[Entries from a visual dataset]
________

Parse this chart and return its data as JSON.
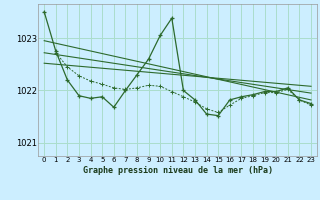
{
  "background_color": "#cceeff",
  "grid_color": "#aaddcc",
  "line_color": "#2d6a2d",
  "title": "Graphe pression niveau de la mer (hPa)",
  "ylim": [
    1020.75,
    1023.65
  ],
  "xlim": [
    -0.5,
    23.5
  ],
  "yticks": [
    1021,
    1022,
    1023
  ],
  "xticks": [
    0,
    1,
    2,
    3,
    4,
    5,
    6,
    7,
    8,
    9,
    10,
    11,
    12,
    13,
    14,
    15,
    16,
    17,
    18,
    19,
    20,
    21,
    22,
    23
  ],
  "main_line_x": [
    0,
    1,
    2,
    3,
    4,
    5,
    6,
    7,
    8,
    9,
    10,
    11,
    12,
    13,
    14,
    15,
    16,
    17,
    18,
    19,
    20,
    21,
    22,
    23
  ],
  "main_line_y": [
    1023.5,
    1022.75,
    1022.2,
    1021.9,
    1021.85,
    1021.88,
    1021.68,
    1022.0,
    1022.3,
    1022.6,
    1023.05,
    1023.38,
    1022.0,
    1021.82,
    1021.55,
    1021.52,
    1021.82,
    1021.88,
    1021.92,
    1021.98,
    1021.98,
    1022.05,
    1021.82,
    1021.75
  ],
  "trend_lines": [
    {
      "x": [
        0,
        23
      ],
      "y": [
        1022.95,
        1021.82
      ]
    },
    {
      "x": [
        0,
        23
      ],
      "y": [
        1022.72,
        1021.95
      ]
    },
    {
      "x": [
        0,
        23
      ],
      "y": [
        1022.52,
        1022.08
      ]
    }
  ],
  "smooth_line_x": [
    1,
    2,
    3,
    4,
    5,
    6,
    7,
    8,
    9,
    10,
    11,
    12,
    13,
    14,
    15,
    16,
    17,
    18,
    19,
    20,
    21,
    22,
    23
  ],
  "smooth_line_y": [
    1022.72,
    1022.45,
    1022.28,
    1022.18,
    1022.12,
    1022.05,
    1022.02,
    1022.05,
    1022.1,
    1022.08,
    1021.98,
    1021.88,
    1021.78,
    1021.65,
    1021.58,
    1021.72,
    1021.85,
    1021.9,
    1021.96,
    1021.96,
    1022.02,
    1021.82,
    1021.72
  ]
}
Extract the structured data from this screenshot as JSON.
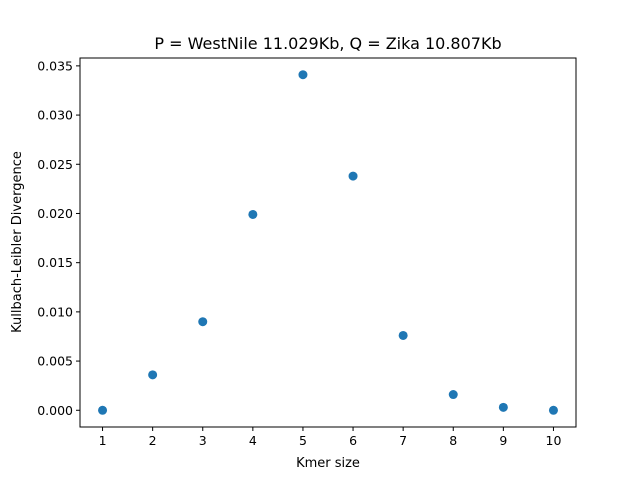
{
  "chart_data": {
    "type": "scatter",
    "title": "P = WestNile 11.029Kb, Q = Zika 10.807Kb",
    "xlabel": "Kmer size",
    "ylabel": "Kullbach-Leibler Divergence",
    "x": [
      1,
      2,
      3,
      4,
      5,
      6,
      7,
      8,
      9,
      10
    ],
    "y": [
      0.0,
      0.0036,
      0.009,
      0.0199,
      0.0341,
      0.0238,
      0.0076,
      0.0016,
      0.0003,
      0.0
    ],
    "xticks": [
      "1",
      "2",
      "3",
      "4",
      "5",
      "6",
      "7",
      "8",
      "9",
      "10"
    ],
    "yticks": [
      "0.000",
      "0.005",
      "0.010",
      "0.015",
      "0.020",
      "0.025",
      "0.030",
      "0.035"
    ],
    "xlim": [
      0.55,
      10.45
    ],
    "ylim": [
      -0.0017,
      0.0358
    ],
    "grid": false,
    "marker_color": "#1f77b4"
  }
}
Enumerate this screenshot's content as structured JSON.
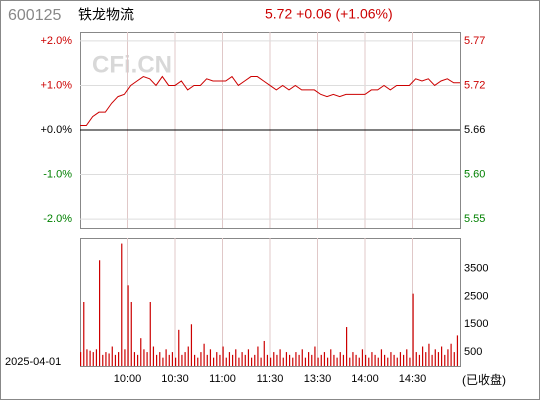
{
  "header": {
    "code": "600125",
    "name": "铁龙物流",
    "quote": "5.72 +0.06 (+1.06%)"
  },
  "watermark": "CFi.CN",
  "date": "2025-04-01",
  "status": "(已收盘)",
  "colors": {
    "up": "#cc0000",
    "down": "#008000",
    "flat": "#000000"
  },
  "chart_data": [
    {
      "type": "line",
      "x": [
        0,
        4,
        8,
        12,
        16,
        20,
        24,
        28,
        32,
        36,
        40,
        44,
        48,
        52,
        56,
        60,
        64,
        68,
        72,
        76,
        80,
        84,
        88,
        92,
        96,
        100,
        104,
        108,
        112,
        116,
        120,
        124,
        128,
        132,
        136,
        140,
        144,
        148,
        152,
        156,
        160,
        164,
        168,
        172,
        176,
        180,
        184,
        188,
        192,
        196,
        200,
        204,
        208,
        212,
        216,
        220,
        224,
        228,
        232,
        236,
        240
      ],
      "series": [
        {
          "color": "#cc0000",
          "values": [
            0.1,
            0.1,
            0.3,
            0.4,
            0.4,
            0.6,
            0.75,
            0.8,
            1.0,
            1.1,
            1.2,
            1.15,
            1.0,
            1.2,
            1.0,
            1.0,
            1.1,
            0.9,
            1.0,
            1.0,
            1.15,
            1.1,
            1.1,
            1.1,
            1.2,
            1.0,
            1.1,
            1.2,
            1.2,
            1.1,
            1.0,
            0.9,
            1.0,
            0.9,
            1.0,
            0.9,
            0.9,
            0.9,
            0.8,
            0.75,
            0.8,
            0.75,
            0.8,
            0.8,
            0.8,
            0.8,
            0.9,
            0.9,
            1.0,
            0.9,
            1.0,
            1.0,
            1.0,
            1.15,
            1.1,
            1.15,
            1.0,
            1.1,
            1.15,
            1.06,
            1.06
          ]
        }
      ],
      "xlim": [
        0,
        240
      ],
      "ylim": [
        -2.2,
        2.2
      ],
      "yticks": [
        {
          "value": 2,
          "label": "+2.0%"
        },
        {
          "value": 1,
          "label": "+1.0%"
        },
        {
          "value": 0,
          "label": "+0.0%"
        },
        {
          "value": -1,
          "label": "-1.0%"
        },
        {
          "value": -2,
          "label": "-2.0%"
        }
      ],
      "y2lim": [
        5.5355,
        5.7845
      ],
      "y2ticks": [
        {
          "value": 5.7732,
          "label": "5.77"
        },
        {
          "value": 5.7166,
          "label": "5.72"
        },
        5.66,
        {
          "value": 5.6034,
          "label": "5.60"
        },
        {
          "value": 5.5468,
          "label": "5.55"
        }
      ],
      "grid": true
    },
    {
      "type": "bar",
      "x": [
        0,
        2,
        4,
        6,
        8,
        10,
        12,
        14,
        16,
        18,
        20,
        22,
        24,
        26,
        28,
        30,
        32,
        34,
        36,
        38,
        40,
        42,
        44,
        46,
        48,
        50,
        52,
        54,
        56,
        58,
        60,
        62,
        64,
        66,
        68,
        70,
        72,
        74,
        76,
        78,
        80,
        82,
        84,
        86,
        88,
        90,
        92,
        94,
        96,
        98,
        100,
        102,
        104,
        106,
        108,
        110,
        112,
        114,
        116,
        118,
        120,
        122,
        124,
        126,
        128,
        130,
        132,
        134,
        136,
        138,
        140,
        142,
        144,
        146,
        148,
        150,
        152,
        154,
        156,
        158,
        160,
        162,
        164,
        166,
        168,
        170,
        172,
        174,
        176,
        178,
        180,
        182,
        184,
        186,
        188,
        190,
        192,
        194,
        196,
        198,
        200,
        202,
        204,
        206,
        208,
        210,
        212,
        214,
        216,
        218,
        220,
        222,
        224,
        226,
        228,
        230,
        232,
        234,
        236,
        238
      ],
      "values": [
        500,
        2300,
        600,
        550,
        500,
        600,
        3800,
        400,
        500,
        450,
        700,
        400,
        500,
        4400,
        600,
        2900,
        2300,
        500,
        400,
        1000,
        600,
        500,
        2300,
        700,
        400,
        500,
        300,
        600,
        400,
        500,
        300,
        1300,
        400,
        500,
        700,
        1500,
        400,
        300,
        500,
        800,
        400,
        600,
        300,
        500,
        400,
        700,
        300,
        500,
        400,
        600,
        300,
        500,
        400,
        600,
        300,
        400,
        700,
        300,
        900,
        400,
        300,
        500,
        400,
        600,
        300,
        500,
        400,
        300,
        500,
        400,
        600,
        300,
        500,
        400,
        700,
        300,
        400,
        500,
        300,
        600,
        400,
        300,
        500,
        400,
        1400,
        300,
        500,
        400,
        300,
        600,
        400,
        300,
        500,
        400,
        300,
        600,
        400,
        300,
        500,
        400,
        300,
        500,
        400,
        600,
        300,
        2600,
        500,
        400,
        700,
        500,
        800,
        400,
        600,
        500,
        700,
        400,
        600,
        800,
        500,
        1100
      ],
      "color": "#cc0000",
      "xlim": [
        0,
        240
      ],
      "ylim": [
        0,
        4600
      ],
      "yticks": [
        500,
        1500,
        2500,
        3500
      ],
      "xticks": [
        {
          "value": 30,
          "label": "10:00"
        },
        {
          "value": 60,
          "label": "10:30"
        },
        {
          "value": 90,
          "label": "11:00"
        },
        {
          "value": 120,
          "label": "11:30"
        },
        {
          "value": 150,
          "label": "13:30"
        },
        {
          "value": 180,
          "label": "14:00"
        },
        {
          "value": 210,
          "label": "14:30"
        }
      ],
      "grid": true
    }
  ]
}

________

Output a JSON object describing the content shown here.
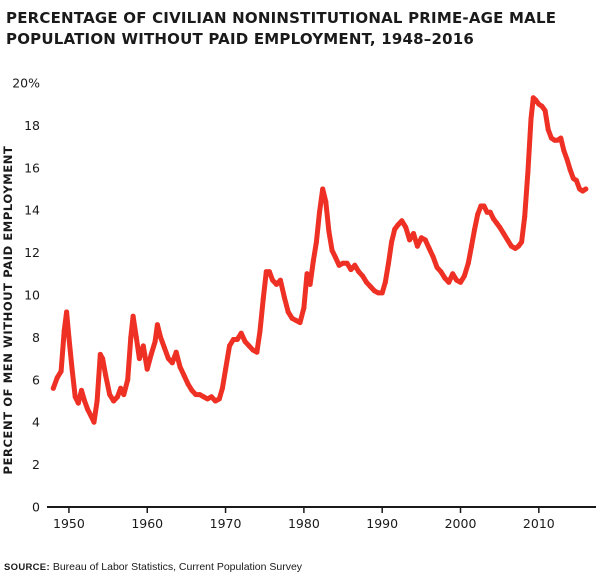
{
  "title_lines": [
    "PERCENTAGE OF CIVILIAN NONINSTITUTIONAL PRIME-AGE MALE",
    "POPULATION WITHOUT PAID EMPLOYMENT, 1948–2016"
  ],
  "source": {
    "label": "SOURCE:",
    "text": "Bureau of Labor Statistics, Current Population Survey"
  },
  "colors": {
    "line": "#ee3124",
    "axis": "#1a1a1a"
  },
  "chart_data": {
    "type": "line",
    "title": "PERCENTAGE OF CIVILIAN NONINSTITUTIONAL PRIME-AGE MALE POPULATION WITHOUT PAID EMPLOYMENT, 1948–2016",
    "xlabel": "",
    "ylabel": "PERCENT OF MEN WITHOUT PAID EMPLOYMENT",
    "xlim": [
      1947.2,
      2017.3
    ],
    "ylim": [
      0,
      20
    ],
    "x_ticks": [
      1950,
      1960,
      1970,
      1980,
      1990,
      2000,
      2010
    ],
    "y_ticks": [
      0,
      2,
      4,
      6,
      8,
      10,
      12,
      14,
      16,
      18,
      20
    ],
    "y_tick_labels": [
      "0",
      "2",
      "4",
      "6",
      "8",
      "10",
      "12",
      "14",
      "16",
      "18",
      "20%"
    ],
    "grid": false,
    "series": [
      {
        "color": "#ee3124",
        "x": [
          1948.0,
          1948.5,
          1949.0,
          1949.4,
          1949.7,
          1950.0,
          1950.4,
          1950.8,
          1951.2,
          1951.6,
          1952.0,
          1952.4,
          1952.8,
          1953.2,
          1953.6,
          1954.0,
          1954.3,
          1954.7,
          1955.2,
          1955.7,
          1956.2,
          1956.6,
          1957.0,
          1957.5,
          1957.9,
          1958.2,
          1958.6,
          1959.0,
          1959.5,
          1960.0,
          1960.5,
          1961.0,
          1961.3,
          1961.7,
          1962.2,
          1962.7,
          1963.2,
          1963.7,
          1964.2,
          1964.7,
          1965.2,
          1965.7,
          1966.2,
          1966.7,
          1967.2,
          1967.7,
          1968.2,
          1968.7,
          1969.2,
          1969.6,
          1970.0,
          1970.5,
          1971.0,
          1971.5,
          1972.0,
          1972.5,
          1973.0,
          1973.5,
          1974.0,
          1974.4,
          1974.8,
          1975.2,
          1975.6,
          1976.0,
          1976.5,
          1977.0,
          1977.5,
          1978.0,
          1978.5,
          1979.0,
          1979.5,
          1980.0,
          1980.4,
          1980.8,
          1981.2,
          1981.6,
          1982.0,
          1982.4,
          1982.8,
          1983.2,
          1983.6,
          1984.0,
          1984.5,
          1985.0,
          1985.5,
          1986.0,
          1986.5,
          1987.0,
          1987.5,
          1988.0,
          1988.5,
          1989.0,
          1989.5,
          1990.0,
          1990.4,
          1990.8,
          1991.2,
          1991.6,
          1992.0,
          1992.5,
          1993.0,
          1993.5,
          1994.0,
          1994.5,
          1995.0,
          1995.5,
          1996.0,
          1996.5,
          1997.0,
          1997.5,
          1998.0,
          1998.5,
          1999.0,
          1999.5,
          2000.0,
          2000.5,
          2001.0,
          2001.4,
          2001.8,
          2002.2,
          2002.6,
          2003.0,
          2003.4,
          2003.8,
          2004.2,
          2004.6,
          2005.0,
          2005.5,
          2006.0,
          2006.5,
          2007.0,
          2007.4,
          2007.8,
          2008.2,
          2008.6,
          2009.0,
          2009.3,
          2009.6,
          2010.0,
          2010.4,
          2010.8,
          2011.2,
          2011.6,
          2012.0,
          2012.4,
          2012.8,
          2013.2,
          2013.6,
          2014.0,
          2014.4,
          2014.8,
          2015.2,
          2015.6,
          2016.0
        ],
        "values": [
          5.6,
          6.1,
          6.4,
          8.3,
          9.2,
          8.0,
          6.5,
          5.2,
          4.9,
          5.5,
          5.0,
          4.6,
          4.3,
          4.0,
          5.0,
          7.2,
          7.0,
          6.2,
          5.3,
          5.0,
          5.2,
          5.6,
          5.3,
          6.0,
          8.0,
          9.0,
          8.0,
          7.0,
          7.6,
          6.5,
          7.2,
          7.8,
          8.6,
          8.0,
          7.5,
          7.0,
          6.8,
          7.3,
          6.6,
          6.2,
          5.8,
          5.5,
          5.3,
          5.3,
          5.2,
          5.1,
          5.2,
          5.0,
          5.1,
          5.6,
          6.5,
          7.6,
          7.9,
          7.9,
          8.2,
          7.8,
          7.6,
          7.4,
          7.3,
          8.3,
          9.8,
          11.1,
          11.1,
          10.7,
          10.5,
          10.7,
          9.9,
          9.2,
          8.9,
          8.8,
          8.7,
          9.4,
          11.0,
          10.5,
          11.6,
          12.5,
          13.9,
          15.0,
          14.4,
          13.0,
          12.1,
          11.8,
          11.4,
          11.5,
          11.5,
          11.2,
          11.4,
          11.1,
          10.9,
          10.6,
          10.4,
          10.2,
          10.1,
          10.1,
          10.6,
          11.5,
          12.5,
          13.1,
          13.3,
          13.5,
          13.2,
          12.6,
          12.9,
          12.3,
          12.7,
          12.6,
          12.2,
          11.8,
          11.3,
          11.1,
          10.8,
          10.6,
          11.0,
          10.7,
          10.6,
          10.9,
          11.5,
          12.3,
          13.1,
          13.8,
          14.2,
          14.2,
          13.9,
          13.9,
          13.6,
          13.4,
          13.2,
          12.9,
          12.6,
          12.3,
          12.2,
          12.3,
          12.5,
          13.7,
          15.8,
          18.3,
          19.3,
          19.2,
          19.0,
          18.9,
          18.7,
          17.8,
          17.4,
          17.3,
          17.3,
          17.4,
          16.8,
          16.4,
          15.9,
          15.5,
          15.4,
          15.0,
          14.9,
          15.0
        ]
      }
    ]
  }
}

________

Problem description:
Gather every line from the listing above in which the word "MALE" appears.

Final answer:
    "PERCENTAGE OF CIVILIAN NONINSTITUTIONAL PRIME-AGE MALE",
    "title": "PERCENTAGE OF CIVILIAN NONINSTITUTIONAL PRIME-AGE MALE POPULATION WITHOUT PAID EMPLOYMENT, 1948–2016",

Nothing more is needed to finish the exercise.